What you should do:
Go through the entries and transcribe each one exactly, dropping the pictures.

Data provided:

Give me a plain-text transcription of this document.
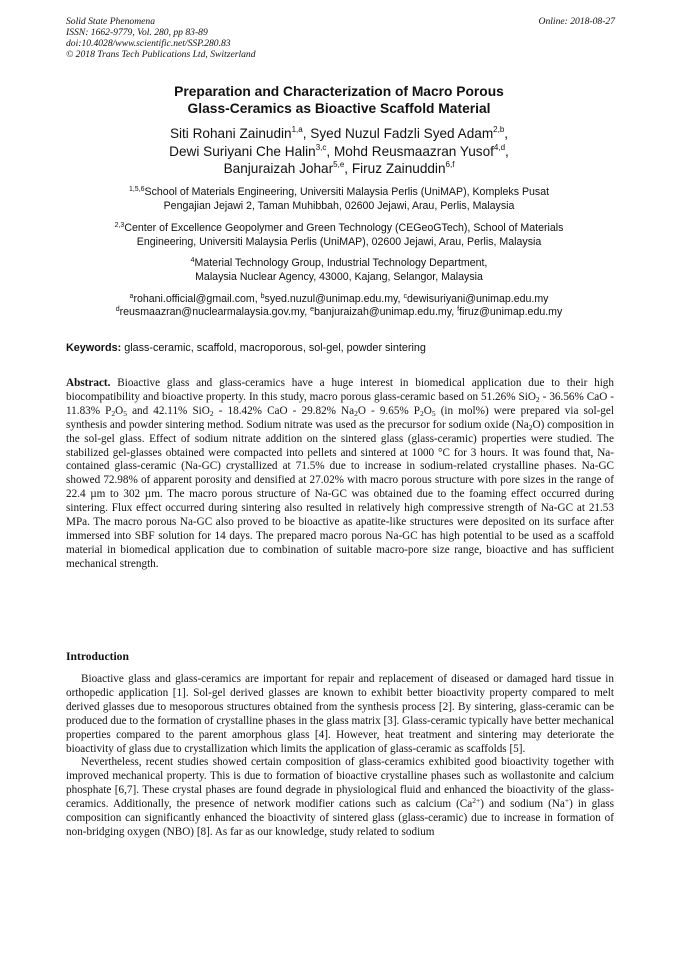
Solid State Phenomena
ISSN: 1662-9779, Vol. 280, pp 83-89
doi:10.4028/www.scientific.net/SSP.280.83
© 2018 Trans Tech Publications Ltd, Switzerland
Online: 2018-08-27
Preparation and Characterization of Macro Porous
Glass-Ceramics as Bioactive Scaffold Material
Siti Rohani Zainudin$^{1,a}$, Syed Nuzul Fadzli Syed Adam$^{2,b}$,
Dewi Suriyani Che Halin$^{3,c}$, Mohd Reusmaazran Yusof$^{4,d}$,
Banjuraizah Johar$^{5,e}$, Firuz Zainuddin$^{6,f}$
$^{1,5,6}$School of Materials Engineering, Universiti Malaysia Perlis (UniMAP), Kompleks Pusat
Pengajian Jejawi 2, Taman Muhibbah, 02600 Jejawi, Arau, Perlis, Malaysia
$^{2,3}$Center of Excellence Geopolymer and Green Technology (CEGeoGTech), School of Materials
Engineering, Universiti Malaysia Perlis (UniMAP), 02600 Jejawi, Arau, Perlis, Malaysia
$^4$Material Technology Group, Industrial Technology Department,
Malaysia Nuclear Agency, 43000, Kajang, Selangor, Malaysia
$^a$rohani.official@gmail.com, $^b$syed.nuzul@unimap.edu.my, $^c$dewisuriyani@unimap.edu.my
$^d$reusmaazran@nuclearmalaysia.gov.my, $^e$banjuraizah@unimap.edu.my, $^f$firuz@unimap.edu.my
Keywords: glass-ceramic, scaffold, macroporous, sol-gel, powder sintering
Abstract. Bioactive glass and glass-ceramics have a huge interest in biomedical application due to their high biocompatibility and bioactive property. In this study, macro porous glass-ceramic based on 51.26% SiO$_2$ - 36.56% CaO - 11.83% $P_2O_5$ and 42.11% SiO$_2$ - 18.42% CaO - 29.82% $Na_2O - 9.65\%$ $P_2O_5$ (in mol%) were prepared via sol-gel synthesis and powder sintering method. Sodium nitrate was used as the precursor for sodium oxide $(Na_2O)$ composition in the sol-gel glass. Effect of sodium nitrate addition on the sintered glass (glass-ceramic) properties were studied. The stabilized gel-glasses obtained were compacted into pellets and sintered at 1000 °C for 3 hours. It was found that, Na-contained glass-ceramic (Na-GC) crystallized at 71.5% due to increase in sodium-related crystalline phases. Na-GC showed 72.98% of apparent porosity and densified at 27.02% with macro porous structure with pore sizes in the range of 22.4 µm to 302 µm. The macro porous structure of Na-GC was obtained due to the foaming effect occurred during sintering. Flux effect occurred during sintering also resulted in relatively high compressive strength of Na-GC at 21.53 MPa. The macro porous Na-GC also proved to be bioactive as apatite-like structures were deposited on its surface after immersed into SBF solution for 14 days. The prepared macro porous Na-GC has high potential to be used as a scaffold material in biomedical application due to combination of suitable macro-pore size range, bioactive and has sufficient mechanical strength.
Introduction

Bioactive glass and glass-ceramics are important for repair and replacement of diseased or damaged hard tissue in orthopedic application [1]. Sol-gel derived glasses are known to exhibit better bioactivity property compared to melt derived glasses due to mesoporous structures obtained from the synthesis process [2]. By sintering, glass-ceramic can be produced due to the formation of crystalline phases in the glass matrix [3]. Glass-ceramic typically have better mechanical properties compared to the parent amorphous glass [4]. However, heat treatment and sintering may deteriorate the bioactivity of glass due to crystallization which limits the application of glass-ceramic as scaffolds [5].

Nevertheless, recent studies showed certain composition of glass-ceramics exhibited good bioactivity together with improved mechanical property. This is due to formation of bioactive crystalline phases such as wollastonite and calcium phosphate [6,7]. These crystal phases are found degrade in physiological fluid and enhanced the bioactivity of the glass-ceramics. Additionally, the presence of network modifier cations such as calcium $(Ca^{2+})$ and sodium (Na+) in glass composition can significantly enhanced the bioactivity of sintered glass (glass-ceramic) due to increase in formation of non-bridging oxygen (NBO) [8]. As far as our knowledge, study related to sodium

Written response:
Give me a plain-text transcription of this document.
Solid State Phenomena
ISSN: 1662-9779, Vol. 280, pp 83-89
doi:10.4028/www.scientific.net/SSP.280.83
© 2018 Trans Tech Publications Ltd, Switzerland
Online: 2018-08-27
Preparation and Characterization of Macro Porous
Glass-Ceramics as Bioactive Scaffold Material
Siti Rohani Zainudin$^{1,a}$, Syed Nuzul Fadzli Syed Adam$^{2,b}$,
Dewi Suriyani Che Halin$^{3,c}$, Mohd Reusmaazran Yusof$^{4,d}$,
Banjuraizah Johar$^{5,e}$, Firuz Zainuddin$^{6,f}$
$^{1,5,6}$School of Materials Engineering, Universiti Malaysia Perlis (UniMAP), Kompleks Pusat
Pengajian Jejawi 2, Taman Muhibbah, 02600 Jejawi, Arau, Perlis, Malaysia
$^{2,3}$Center of Excellence Geopolymer and Green Technology (CEGeoGTech), School of Materials
Engineering, Universiti Malaysia Perlis (UniMAP), 02600 Jejawi, Arau, Perlis, Malaysia
$^4$Material Technology Group, Industrial Technology Department,
Malaysia Nuclear Agency, 43000, Kajang, Selangor, Malaysia
$^a$rohani.official@gmail.com, $^b$syed.nuzul@unimap.edu.my, $^c$dewisuriyani@unimap.edu.my
$^d$reusmaazran@nuclearmalaysia.gov.my, $^e$banjuraizah@unimap.edu.my, $^f$firuz@unimap.edu.my
Keywords: glass-ceramic, scaffold, macroporous, sol-gel, powder sintering
Abstract. Bioactive glass and glass-ceramics have a huge interest in biomedical application due to their high biocompatibility and bioactive property. In this study, macro porous glass-ceramic based on 51.26% SiO$_2$ - 36.56% CaO - 11.83% $P_2O_5$ and 42.11% SiO$_2$ - 18.42% CaO - 29.82% $Na_2O - 9.65\%$ $P_2O_5$ (in mol%) were prepared via sol-gel synthesis and powder sintering method. Sodium nitrate was used as the precursor for sodium oxide $(Na_2O)$ composition in the sol-gel glass. Effect of sodium nitrate addition on the sintered glass (glass-ceramic) properties were studied. The stabilized gel-glasses obtained were compacted into pellets and sintered at 1000 °C for 3 hours. It was found that, Na-contained glass-ceramic (Na-GC) crystallized at 71.5% due to increase in sodium-related crystalline phases. Na-GC showed 72.98% of apparent porosity and densified at 27.02% with macro porous structure with pore sizes in the range of 22.4 µm to 302 µm. The macro porous structure of Na-GC was obtained due to the foaming effect occurred during sintering. Flux effect occurred during sintering also resulted in relatively high compressive strength of Na-GC at 21.53 MPa. The macro porous Na-GC also proved to be bioactive as apatite-like structures were deposited on its surface after immersed into SBF solution for 14 days. The prepared macro porous Na-GC has high potential to be used as a scaffold material in biomedical application due to combination of suitable macro-pore size range, bioactive and has sufficient mechanical strength.
Introduction

Bioactive glass and glass-ceramics are important for repair and replacement of diseased or damaged hard tissue in orthopedic application [1]. Sol-gel derived glasses are known to exhibit better bioactivity property compared to melt derived glasses due to mesoporous structures obtained from the synthesis process [2]. By sintering, glass-ceramic can be produced due to the formation of crystalline phases in the glass matrix [3]. Glass-ceramic typically have better mechanical properties compared to the parent amorphous glass [4]. However, heat treatment and sintering may deteriorate the bioactivity of glass due to crystallization which limits the application of glass-ceramic as scaffolds [5].

Nevertheless, recent studies showed certain composition of glass-ceramics exhibited good bioactivity together with improved mechanical property. This is due to formation of bioactive crystalline phases such as wollastonite and calcium phosphate [6,7]. These crystal phases are found degrade in physiological fluid and enhanced the bioactivity of the glass-ceramics. Additionally, the presence of network modifier cations such as calcium $(Ca^{2+})$ and sodium (Na+) in glass composition can significantly enhanced the bioactivity of sintered glass (glass-ceramic) due to increase in formation of non-bridging oxygen (NBO) [8]. As far as our knowledge, study related to sodium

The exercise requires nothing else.